◆ Your task ◆
Retype each entry below, keeping every character the same.

** BEGIN **

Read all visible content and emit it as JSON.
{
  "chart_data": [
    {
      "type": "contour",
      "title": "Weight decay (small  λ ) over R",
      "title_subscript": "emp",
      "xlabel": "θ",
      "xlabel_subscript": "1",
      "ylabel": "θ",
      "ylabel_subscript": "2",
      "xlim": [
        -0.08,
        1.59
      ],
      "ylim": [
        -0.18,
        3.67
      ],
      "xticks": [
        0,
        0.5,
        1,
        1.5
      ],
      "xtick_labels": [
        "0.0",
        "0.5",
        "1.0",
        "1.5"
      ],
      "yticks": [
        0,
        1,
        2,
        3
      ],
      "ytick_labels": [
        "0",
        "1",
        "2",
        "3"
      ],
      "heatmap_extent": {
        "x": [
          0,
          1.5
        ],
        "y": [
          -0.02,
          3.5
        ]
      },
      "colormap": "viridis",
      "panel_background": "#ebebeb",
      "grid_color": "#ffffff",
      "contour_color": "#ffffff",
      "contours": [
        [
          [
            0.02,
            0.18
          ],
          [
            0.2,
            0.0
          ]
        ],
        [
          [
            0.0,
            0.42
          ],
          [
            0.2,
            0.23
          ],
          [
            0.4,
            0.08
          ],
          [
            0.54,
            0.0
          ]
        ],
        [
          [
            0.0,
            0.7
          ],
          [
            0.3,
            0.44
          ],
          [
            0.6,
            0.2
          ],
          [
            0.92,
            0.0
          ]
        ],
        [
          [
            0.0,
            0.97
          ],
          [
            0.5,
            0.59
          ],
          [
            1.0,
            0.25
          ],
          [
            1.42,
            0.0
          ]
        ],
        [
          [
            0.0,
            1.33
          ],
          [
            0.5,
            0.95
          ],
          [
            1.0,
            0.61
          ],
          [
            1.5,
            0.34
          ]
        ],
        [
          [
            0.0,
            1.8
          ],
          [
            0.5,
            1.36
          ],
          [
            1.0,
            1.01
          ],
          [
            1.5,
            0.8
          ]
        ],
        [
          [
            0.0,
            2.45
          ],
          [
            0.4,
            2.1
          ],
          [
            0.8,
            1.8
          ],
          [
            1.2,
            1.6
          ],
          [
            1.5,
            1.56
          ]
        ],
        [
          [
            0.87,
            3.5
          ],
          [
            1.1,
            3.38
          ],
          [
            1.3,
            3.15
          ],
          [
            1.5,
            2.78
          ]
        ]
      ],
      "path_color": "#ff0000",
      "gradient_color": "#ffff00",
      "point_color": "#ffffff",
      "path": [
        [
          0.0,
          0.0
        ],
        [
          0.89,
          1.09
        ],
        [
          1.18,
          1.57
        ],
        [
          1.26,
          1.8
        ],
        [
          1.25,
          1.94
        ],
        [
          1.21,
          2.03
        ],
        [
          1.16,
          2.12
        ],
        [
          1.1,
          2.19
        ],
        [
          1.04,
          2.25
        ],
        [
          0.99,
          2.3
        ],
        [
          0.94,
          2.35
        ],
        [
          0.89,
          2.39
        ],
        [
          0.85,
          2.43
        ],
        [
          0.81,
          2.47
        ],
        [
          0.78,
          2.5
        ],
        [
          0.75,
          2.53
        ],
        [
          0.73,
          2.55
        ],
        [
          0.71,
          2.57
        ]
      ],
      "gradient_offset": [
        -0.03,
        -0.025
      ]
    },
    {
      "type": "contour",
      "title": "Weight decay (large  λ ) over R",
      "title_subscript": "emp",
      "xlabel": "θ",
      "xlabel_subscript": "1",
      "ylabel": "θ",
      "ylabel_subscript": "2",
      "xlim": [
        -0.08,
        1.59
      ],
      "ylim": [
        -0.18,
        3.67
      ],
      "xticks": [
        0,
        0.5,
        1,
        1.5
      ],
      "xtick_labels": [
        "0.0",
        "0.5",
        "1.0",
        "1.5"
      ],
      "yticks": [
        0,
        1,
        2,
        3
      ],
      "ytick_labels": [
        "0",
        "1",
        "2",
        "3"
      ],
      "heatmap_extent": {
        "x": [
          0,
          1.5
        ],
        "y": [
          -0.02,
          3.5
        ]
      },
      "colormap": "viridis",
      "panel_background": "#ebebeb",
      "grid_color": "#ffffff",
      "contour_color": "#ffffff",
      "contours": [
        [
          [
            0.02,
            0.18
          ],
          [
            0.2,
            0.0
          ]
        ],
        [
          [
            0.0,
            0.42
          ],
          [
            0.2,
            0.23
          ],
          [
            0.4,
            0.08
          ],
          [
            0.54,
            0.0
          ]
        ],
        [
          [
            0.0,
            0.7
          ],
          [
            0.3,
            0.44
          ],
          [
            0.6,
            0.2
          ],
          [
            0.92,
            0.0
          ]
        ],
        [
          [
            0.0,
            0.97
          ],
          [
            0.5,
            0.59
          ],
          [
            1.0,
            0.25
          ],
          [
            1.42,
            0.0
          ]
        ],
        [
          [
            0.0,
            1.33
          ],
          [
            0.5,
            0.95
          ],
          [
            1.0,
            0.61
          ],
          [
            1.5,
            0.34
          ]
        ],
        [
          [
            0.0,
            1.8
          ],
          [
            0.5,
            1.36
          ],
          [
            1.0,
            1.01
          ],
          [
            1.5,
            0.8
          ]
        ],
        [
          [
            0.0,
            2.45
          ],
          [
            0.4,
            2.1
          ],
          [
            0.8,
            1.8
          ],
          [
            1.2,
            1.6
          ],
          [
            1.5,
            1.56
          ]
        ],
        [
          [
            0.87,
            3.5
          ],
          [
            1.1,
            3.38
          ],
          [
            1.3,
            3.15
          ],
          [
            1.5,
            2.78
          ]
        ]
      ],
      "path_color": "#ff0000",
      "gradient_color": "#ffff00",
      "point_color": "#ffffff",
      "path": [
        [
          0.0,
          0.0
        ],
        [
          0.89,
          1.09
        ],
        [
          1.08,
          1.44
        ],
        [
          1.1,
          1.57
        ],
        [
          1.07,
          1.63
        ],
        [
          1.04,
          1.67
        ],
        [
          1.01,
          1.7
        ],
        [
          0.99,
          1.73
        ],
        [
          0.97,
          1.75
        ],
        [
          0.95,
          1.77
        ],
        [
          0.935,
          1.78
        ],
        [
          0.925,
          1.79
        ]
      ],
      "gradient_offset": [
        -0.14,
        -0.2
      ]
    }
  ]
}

** END **

◆ Written response ◆
Read all visible content and emit it as JSON.
{
  "chart_data": [
    {
      "type": "contour",
      "title": "Weight decay (small  λ ) over R",
      "title_subscript": "emp",
      "xlabel": "θ",
      "xlabel_subscript": "1",
      "ylabel": "θ",
      "ylabel_subscript": "2",
      "xlim": [
        -0.08,
        1.59
      ],
      "ylim": [
        -0.18,
        3.67
      ],
      "xticks": [
        0,
        0.5,
        1,
        1.5
      ],
      "xtick_labels": [
        "0.0",
        "0.5",
        "1.0",
        "1.5"
      ],
      "yticks": [
        0,
        1,
        2,
        3
      ],
      "ytick_labels": [
        "0",
        "1",
        "2",
        "3"
      ],
      "heatmap_extent": {
        "x": [
          0,
          1.5
        ],
        "y": [
          -0.02,
          3.5
        ]
      },
      "colormap": "viridis",
      "panel_background": "#ebebeb",
      "grid_color": "#ffffff",
      "contour_color": "#ffffff",
      "contours": [
        [
          [
            0.02,
            0.18
          ],
          [
            0.2,
            0.0
          ]
        ],
        [
          [
            0.0,
            0.42
          ],
          [
            0.2,
            0.23
          ],
          [
            0.4,
            0.08
          ],
          [
            0.54,
            0.0
          ]
        ],
        [
          [
            0.0,
            0.7
          ],
          [
            0.3,
            0.44
          ],
          [
            0.6,
            0.2
          ],
          [
            0.92,
            0.0
          ]
        ],
        [
          [
            0.0,
            0.97
          ],
          [
            0.5,
            0.59
          ],
          [
            1.0,
            0.25
          ],
          [
            1.42,
            0.0
          ]
        ],
        [
          [
            0.0,
            1.33
          ],
          [
            0.5,
            0.95
          ],
          [
            1.0,
            0.61
          ],
          [
            1.5,
            0.34
          ]
        ],
        [
          [
            0.0,
            1.8
          ],
          [
            0.5,
            1.36
          ],
          [
            1.0,
            1.01
          ],
          [
            1.5,
            0.8
          ]
        ],
        [
          [
            0.0,
            2.45
          ],
          [
            0.4,
            2.1
          ],
          [
            0.8,
            1.8
          ],
          [
            1.2,
            1.6
          ],
          [
            1.5,
            1.56
          ]
        ],
        [
          [
            0.87,
            3.5
          ],
          [
            1.1,
            3.38
          ],
          [
            1.3,
            3.15
          ],
          [
            1.5,
            2.78
          ]
        ]
      ],
      "path_color": "#ff0000",
      "gradient_color": "#ffff00",
      "point_color": "#ffffff",
      "path": [
        [
          0.0,
          0.0
        ],
        [
          0.89,
          1.09
        ],
        [
          1.18,
          1.57
        ],
        [
          1.26,
          1.8
        ],
        [
          1.25,
          1.94
        ],
        [
          1.21,
          2.03
        ],
        [
          1.16,
          2.12
        ],
        [
          1.1,
          2.19
        ],
        [
          1.04,
          2.25
        ],
        [
          0.99,
          2.3
        ],
        [
          0.94,
          2.35
        ],
        [
          0.89,
          2.39
        ],
        [
          0.85,
          2.43
        ],
        [
          0.81,
          2.47
        ],
        [
          0.78,
          2.5
        ],
        [
          0.75,
          2.53
        ],
        [
          0.73,
          2.55
        ],
        [
          0.71,
          2.57
        ]
      ],
      "gradient_offset": [
        -0.03,
        -0.025
      ]
    },
    {
      "type": "contour",
      "title": "Weight decay (large  λ ) over R",
      "title_subscript": "emp",
      "xlabel": "θ",
      "xlabel_subscript": "1",
      "ylabel": "θ",
      "ylabel_subscript": "2",
      "xlim": [
        -0.08,
        1.59
      ],
      "ylim": [
        -0.18,
        3.67
      ],
      "xticks": [
        0,
        0.5,
        1,
        1.5
      ],
      "xtick_labels": [
        "0.0",
        "0.5",
        "1.0",
        "1.5"
      ],
      "yticks": [
        0,
        1,
        2,
        3
      ],
      "ytick_labels": [
        "0",
        "1",
        "2",
        "3"
      ],
      "heatmap_extent": {
        "x": [
          0,
          1.5
        ],
        "y": [
          -0.02,
          3.5
        ]
      },
      "colormap": "viridis",
      "panel_background": "#ebebeb",
      "grid_color": "#ffffff",
      "contour_color": "#ffffff",
      "contours": [
        [
          [
            0.02,
            0.18
          ],
          [
            0.2,
            0.0
          ]
        ],
        [
          [
            0.0,
            0.42
          ],
          [
            0.2,
            0.23
          ],
          [
            0.4,
            0.08
          ],
          [
            0.54,
            0.0
          ]
        ],
        [
          [
            0.0,
            0.7
          ],
          [
            0.3,
            0.44
          ],
          [
            0.6,
            0.2
          ],
          [
            0.92,
            0.0
          ]
        ],
        [
          [
            0.0,
            0.97
          ],
          [
            0.5,
            0.59
          ],
          [
            1.0,
            0.25
          ],
          [
            1.42,
            0.0
          ]
        ],
        [
          [
            0.0,
            1.33
          ],
          [
            0.5,
            0.95
          ],
          [
            1.0,
            0.61
          ],
          [
            1.5,
            0.34
          ]
        ],
        [
          [
            0.0,
            1.8
          ],
          [
            0.5,
            1.36
          ],
          [
            1.0,
            1.01
          ],
          [
            1.5,
            0.8
          ]
        ],
        [
          [
            0.0,
            2.45
          ],
          [
            0.4,
            2.1
          ],
          [
            0.8,
            1.8
          ],
          [
            1.2,
            1.6
          ],
          [
            1.5,
            1.56
          ]
        ],
        [
          [
            0.87,
            3.5
          ],
          [
            1.1,
            3.38
          ],
          [
            1.3,
            3.15
          ],
          [
            1.5,
            2.78
          ]
        ]
      ],
      "path_color": "#ff0000",
      "gradient_color": "#ffff00",
      "point_color": "#ffffff",
      "path": [
        [
          0.0,
          0.0
        ],
        [
          0.89,
          1.09
        ],
        [
          1.08,
          1.44
        ],
        [
          1.1,
          1.57
        ],
        [
          1.07,
          1.63
        ],
        [
          1.04,
          1.67
        ],
        [
          1.01,
          1.7
        ],
        [
          0.99,
          1.73
        ],
        [
          0.97,
          1.75
        ],
        [
          0.95,
          1.77
        ],
        [
          0.935,
          1.78
        ],
        [
          0.925,
          1.79
        ]
      ],
      "gradient_offset": [
        -0.14,
        -0.2
      ]
    }
  ]
}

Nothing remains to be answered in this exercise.